QUOTED TEXT:

Archive

Archive for the ‘Limits’ Category

Equity Capital

July 31st, 2009

There is a lot of discussion on the net, good and very accurate discussion, about the reserve requirements, and the current almost absence of same. The Eric deCarbonnel post (hat tip Andre. G. and Mickanomics) has a nice summary of the situation in the US. There is one unfortunate problem though with these discussions -  fractional reserve requirements no longer have anything to do with controlling how much money a bank can lend.

What has replaced it, is the regulatory capital requirement. Regulatory or equity capital is a completely separate pile of money that the owners of the bank are required to provide when a bank is started, and maintain at a minimum ratio to their loan book, as the bank is run. The FDIC requires that this be at least $2 million when a bank is founded, plus the anticipated startup costs.  The Basel treaties then specify what percentage or leverage ratio the Bank is allowed to maintain between its equity capital and its loan book, and also what kind of financial instruments the Bank can hold the equity capital in.

There are two things then that control the immediate size of the loan book, of any bank in a Basel treaty conforming country. The amount of money it has on deposit (including savings accounts, and term deposits), and the size of its equity or regulatory capital. The fractional reserve requirement, i.e. the difference between the total amount of money it has on deposit, and the total money it has lent out, is relevant only insomuch as it is not allowed to lend out more money than it has on deposit. Just to ensure that complete confusion reigns, the recommended maximum total capital ratio, ie. the leverage ratio of equity capital to amount being loaned, is 10%. The same as the textbook fractional reserve requirement.

This is the 21st century. Weren’t we supposed to have moon bases by now?

It makes some sense, if you only think about the situation at the individual banks. If a bank makes a loan that doesn’t get paid back, and the loan loss can’t be covered out of profits, then equity capital is there, to in theory, prevent the depositors losing the money in their accounts. This is what is being referred to when there is talk about ‘recapitalizing’ the banks. Obviously too, given that this is all that stands between the depositors, national deposit insurance funds, and significant losses in the case of loan defaults, it’s critical that the equity capital be held in extremely safe forms of financial instruments.  This is why so much of the discussion and rules around equity capital are framed by the risk of default represented by the underlying securities, and the desirability of keeping that as low as possible. Solutions to the current crisis that involve increasing the equity capital are also being floated.

You can see the mental process path that’s being followed here. If banks take a hit to their equity capital, it reduces their loan capacity. If they take a hit that’s bigger than 10%, they have no equity capital left, and then their depositor’s money is endangered. Do everything possible to prevent that happening, the depositor’s money is now safe, and banking can go back to being boring again.

SHORT EXERCISE: For each of the following statements about the equity capital post, answer yes or no to whether it agrees with the post, and quote the post's deciding words: (a) When a bank is founded, the FDIC requires at least $2 million plus the anticipated startup costs. (b) The recommended maximum total capital ratio is 20%. (c) Fractional reserve requirements still control how much money a bank can lend.

DATA EXTRACT:
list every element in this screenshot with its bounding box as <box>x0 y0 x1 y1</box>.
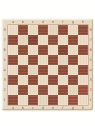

SOLUTION TO THIS TASK:
(a) Yes: "The FDIC requires that this be at least $2 million when a bank is founded, plus the anticipated startup costs."
(b) No: "the recommended maximum total capital ratio, ie. the leverage ratio of equity capital to amount being loaned, is 10%."
(c) No: "fractional reserve requirements no longer have anything to do with controlling how much money a bank can lend."